EXERCISE DESCRIPTION
State how many lines of the entries include the string "Places", please, leaving out everything but the number.

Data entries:
=-=-=
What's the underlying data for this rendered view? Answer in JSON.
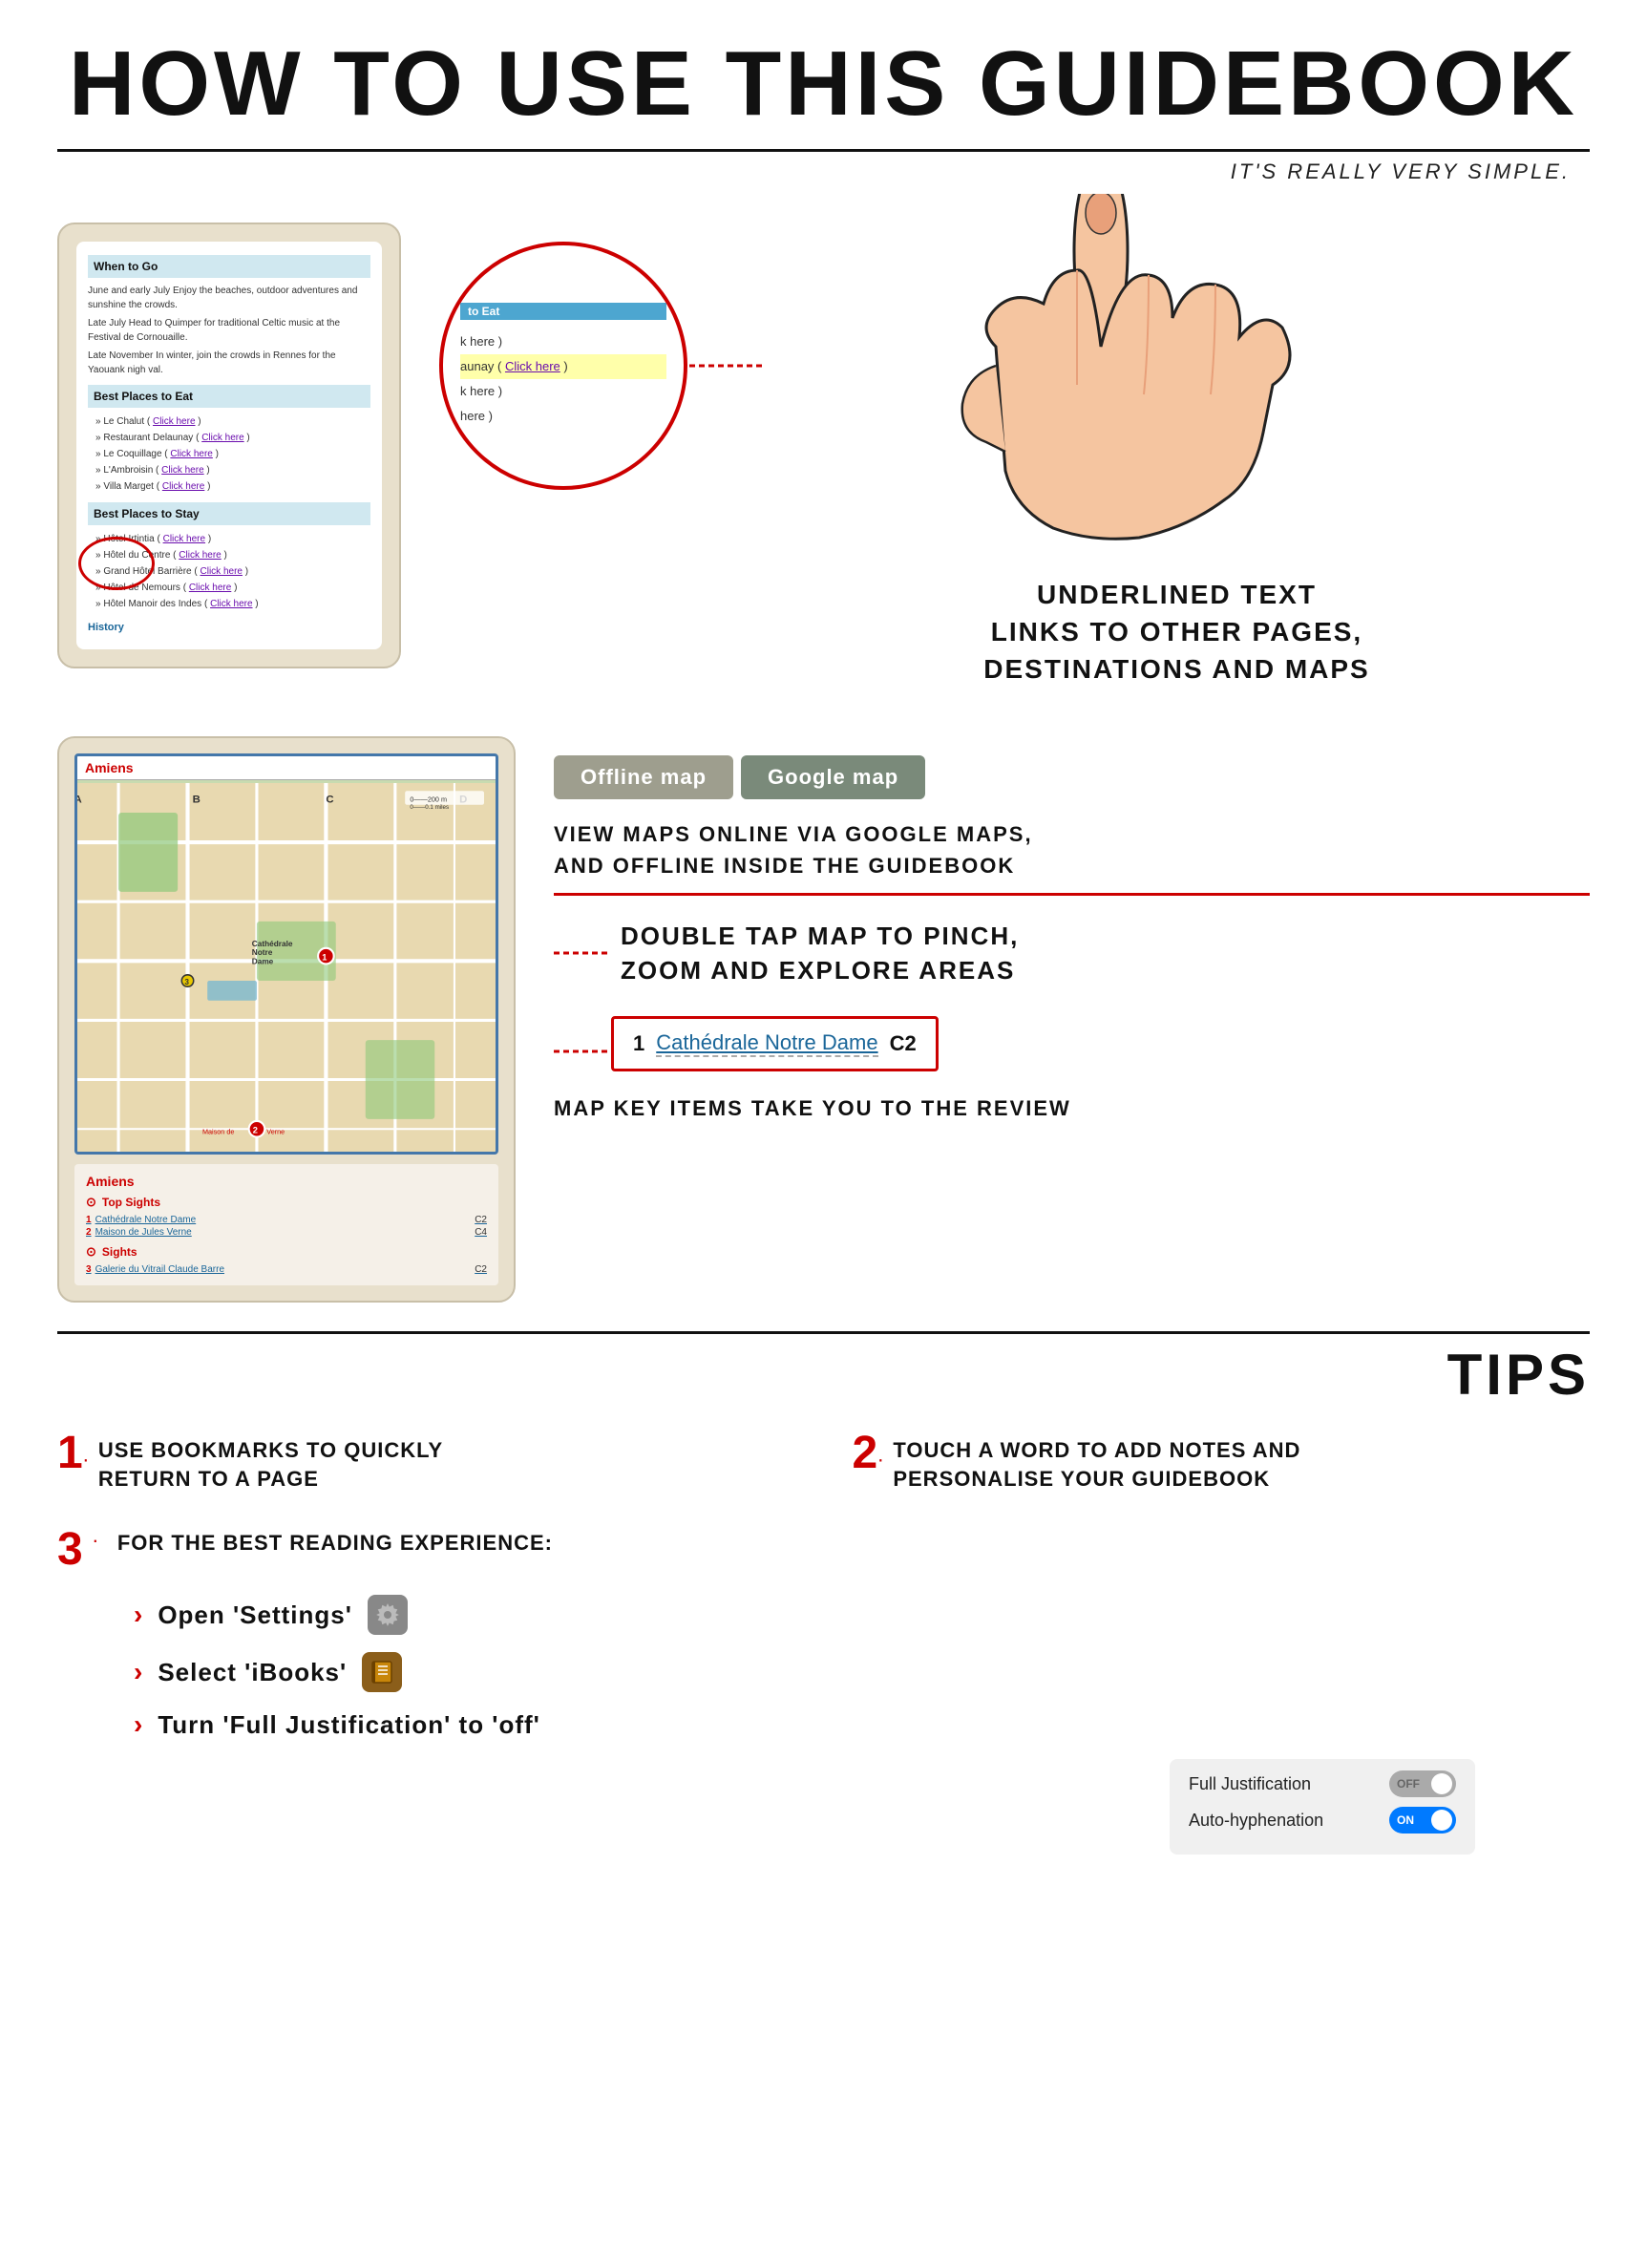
{
  "header": {
    "title": "HOW TO USE THIS GUIDEBOOK",
    "subtitle": "IT'S REALLY VERY SIMPLE."
  },
  "section1": {
    "guidebook": {
      "when_to_go": "When to Go",
      "when_text1": "June and early July Enjoy the beaches, outdoor adventures and sunshine the crowds.",
      "when_text2": "Late July Head to Quimper for traditional Celtic music at the Festival de Cornouaille.",
      "when_text3": "Late November In winter, join the crowds in Rennes for the Yaouank night val.",
      "best_eat": "Best Places to Eat",
      "eat_items": [
        {
          "name": "Le Chalut",
          "link": "Click here"
        },
        {
          "name": "Restaurant Delaunay",
          "link": "Click here"
        },
        {
          "name": "Le Coquillage",
          "link": "Click here"
        },
        {
          "name": "L'Ambroisin",
          "link": "Click here"
        },
        {
          "name": "Villa Marget",
          "link": "Click here"
        }
      ],
      "best_stay": "Best Places to Stay",
      "stay_items": [
        {
          "name": "Hôtel Irtintia",
          "link": "Click here"
        },
        {
          "name": "Hôtel du Centre",
          "link": "Click here"
        },
        {
          "name": "Grand Hôtel Barrière",
          "link": "Click here"
        },
        {
          "name": "Hôtel de Nemours",
          "link": "Click here"
        },
        {
          "name": "Hôtel Manoir des Indes",
          "link": "Click here"
        }
      ],
      "history": "History"
    },
    "zoom": {
      "bar_text": "to Eat",
      "lines": [
        {
          "text": "k here )",
          "link": false
        },
        {
          "text": "aunay ( Click here )",
          "link": true,
          "link_text": "Click here"
        },
        {
          "text": "k here )",
          "link": false
        },
        {
          "text": "here )",
          "link": false
        }
      ]
    },
    "desc": {
      "line1": "UNDERLINED TEXT",
      "line2": "LINKS TO OTHER PAGES,",
      "line3": "DESTINATIONS AND MAPS"
    }
  },
  "section2": {
    "map": {
      "city": "Amiens",
      "city2": "Amiens"
    },
    "buttons": {
      "offline": "Offline map",
      "google": "Google map"
    },
    "desc1": {
      "line1": "VIEW MAPS ONLINE VIA GOOGLE MAPS,",
      "line2": "AND OFFLINE INSIDE THE GUIDEBOOK"
    },
    "desc2": {
      "line1": "DOUBLE TAP MAP TO PINCH,",
      "line2": "ZOOM AND EXPLORE AREAS"
    },
    "key_item": {
      "number": "1",
      "label": "Cathédrale Notre Dame",
      "coord": "C2"
    },
    "key_desc": "MAP KEY ITEMS TAKE YOU TO THE REVIEW",
    "legend": {
      "top_sights_label": "Top Sights",
      "top_sights": [
        {
          "num": "1",
          "name": "Cathédrale Notre Dame",
          "coord": "C2"
        },
        {
          "num": "2",
          "name": "Maison de Jules Verne",
          "coord": "C4"
        }
      ],
      "sights_label": "Sights",
      "sights": [
        {
          "num": "3",
          "name": "Galerie du Vitrail Claude Barre",
          "coord": "C2"
        }
      ]
    }
  },
  "tips": {
    "title": "TIPS",
    "items": [
      {
        "number": "1",
        "text": "USE BOOKMARKS TO QUICKLY\nRETURN TO A PAGE"
      },
      {
        "number": "2",
        "text": "TOUCH A WORD TO ADD NOTES AND\nPERSONALISE YOUR GUIDEBOOK"
      }
    ],
    "tip3": {
      "number": "3",
      "intro": "FOR THE BEST READING EXPERIENCE:",
      "rows": [
        {
          "text": "Open 'Settings'",
          "icon": "settings"
        },
        {
          "text": "Select 'iBooks'",
          "icon": "ibooks"
        },
        {
          "text": "Turn 'Full Justification' to 'off'",
          "icon": null
        }
      ]
    },
    "settings_panel": {
      "rows": [
        {
          "label": "Full Justification",
          "state": "OFF"
        },
        {
          "label": "Auto-hyphenation",
          "state": "ON"
        }
      ]
    }
  }
}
=-=-=
RESULT BELOW
2